_Written task_. Reproduce the material from its first line down to the line containing "data-point: [789, 50, 801, 63]", substituting "marker" for every "data-point" and leaving everything else unchanged.

_Data extract_.
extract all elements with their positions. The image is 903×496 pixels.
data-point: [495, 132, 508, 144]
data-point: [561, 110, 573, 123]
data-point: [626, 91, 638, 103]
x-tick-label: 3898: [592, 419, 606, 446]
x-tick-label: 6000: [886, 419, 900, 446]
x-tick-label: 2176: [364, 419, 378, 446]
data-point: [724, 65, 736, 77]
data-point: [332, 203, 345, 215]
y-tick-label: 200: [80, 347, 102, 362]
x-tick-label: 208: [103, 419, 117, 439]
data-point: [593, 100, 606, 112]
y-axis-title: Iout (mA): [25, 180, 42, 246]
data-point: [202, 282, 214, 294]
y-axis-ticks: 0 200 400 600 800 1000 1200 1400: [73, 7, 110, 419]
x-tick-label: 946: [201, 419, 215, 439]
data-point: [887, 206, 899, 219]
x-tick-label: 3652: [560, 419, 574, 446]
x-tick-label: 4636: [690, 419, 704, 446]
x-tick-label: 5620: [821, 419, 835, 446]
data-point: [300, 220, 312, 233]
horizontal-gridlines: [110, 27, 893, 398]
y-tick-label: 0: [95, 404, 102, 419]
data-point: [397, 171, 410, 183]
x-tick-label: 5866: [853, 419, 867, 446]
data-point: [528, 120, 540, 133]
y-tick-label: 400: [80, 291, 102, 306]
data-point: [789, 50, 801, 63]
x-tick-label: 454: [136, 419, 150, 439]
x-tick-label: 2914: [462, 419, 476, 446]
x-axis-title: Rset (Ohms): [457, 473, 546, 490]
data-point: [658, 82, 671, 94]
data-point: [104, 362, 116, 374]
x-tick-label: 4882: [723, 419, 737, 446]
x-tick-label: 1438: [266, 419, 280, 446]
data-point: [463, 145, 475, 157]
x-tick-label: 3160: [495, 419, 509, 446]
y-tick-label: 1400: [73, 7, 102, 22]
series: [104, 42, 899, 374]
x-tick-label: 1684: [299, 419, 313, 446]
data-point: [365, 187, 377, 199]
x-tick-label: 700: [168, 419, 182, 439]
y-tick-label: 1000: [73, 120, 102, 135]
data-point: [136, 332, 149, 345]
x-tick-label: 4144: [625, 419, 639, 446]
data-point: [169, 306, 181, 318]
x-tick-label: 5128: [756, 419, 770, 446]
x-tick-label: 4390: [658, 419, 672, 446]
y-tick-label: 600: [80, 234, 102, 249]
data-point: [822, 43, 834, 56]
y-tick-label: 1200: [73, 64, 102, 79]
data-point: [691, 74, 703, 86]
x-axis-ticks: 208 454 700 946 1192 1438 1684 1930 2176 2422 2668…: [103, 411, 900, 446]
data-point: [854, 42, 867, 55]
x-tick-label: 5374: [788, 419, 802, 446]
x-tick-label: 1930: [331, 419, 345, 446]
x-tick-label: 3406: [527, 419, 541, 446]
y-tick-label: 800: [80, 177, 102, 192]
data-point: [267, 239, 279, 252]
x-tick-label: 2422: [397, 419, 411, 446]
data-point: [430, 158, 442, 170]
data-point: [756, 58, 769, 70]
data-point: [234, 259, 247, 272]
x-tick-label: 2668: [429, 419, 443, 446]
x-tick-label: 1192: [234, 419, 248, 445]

_The solution_.
extract all elements with their positions. The image is 903×496 pixels.
marker: [495, 132, 508, 144]
marker: [561, 110, 573, 123]
marker: [626, 91, 638, 103]
x-tick-label: 3898: [592, 419, 606, 446]
x-tick-label: 6000: [886, 419, 900, 446]
x-tick-label: 2176: [364, 419, 378, 446]
marker: [724, 65, 736, 77]
marker: [332, 203, 345, 215]
y-tick-label: 200: [80, 347, 102, 362]
x-tick-label: 208: [103, 419, 117, 439]
marker: [593, 100, 606, 112]
y-axis-title: Iout (mA): [25, 180, 42, 246]
marker: [202, 282, 214, 294]
y-axis-ticks: 0 200 400 600 800 1000 1200 1400: [73, 7, 110, 419]
x-tick-label: 946: [201, 419, 215, 439]
marker: [887, 206, 899, 219]
x-tick-label: 3652: [560, 419, 574, 446]
x-tick-label: 4636: [690, 419, 704, 446]
x-tick-label: 5620: [821, 419, 835, 446]
marker: [300, 220, 312, 233]
horizontal-gridlines: [110, 27, 893, 398]
y-tick-label: 0: [95, 404, 102, 419]
marker: [397, 171, 410, 183]
x-tick-label: 5866: [853, 419, 867, 446]
marker: [528, 120, 540, 133]
y-tick-label: 400: [80, 291, 102, 306]
marker: [789, 50, 801, 63]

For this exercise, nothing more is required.